* **Requirements**:
Beginning at the line containing "Output the text content of this document." and continuing to the end of the records below, give each line again exactly as it stands, and only those lines.

[Dataset entries]
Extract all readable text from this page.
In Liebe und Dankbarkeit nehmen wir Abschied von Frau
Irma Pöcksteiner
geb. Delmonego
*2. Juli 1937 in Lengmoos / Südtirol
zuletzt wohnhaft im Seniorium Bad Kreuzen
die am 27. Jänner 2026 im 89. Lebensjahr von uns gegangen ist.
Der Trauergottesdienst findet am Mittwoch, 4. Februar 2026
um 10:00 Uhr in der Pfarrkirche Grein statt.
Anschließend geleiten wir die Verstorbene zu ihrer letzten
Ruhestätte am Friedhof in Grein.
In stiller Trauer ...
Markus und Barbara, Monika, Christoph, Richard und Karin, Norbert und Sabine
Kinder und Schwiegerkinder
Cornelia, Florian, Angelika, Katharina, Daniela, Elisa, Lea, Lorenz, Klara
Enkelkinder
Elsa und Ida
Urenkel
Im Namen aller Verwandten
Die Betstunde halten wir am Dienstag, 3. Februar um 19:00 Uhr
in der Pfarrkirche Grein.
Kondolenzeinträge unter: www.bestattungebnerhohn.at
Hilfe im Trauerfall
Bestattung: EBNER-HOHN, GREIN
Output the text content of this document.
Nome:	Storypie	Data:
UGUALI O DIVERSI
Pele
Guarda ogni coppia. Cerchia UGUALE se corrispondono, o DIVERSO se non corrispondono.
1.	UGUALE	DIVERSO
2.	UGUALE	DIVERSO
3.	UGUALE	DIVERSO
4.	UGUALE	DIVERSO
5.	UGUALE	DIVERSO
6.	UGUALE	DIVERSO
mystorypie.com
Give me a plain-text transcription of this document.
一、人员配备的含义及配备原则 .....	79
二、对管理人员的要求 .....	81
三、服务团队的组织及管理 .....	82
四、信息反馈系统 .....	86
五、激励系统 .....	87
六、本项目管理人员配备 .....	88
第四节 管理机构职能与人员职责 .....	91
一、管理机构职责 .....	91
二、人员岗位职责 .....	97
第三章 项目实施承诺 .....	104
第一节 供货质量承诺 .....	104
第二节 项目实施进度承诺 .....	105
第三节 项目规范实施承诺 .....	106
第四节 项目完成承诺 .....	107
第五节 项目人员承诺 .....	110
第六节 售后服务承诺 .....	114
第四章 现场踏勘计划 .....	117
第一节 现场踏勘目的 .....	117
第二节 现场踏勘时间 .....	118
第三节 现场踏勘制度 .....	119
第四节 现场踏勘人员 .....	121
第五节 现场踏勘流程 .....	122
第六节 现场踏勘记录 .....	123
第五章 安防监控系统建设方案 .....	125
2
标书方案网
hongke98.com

* **The solution**:
Output the text content of this document.
Nome:	Storypie	Data:
UGUALI O DIVERSI
Pele
Guarda ogni coppia. Cerchia UGUALE se corrispondono, o DIVERSO se non corrispondono.
1.	UGUALE	DIVERSO
2.	UGUALE	DIVERSO
3.	UGUALE	DIVERSO
4.	UGUALE	DIVERSO
5.	UGUALE	DIVERSO
6.	UGUALE	DIVERSO
mystorypie.com
Give me a plain-text transcription of this document.
一、人员配备的含义及配备原则 .....	79
二、对管理人员的要求 .....	81
三、服务团队的组织及管理 .....	82
四、信息反馈系统 .....	86
五、激励系统 .....	87
六、本项目管理人员配备 .....	88
第四节 管理机构职能与人员职责 .....	91
一、管理机构职责 .....	91
二、人员岗位职责 .....	97
第三章 项目实施承诺 .....	104
第一节 供货质量承诺 .....	104
第二节 项目实施进度承诺 .....	105
第三节 项目规范实施承诺 .....	106
第四节 项目完成承诺 .....	107
第五节 项目人员承诺 .....	110
第六节 售后服务承诺 .....	114
第四章 现场踏勘计划 .....	117
第一节 现场踏勘目的 .....	117
第二节 现场踏勘时间 .....	118
第三节 现场踏勘制度 .....	119
第四节 现场踏勘人员 .....	121
第五节 现场踏勘流程 .....	122
第六节 现场踏勘记录 .....	123
第五章 安防监控系统建设方案 .....	125
2
标书方案网
hongke98.com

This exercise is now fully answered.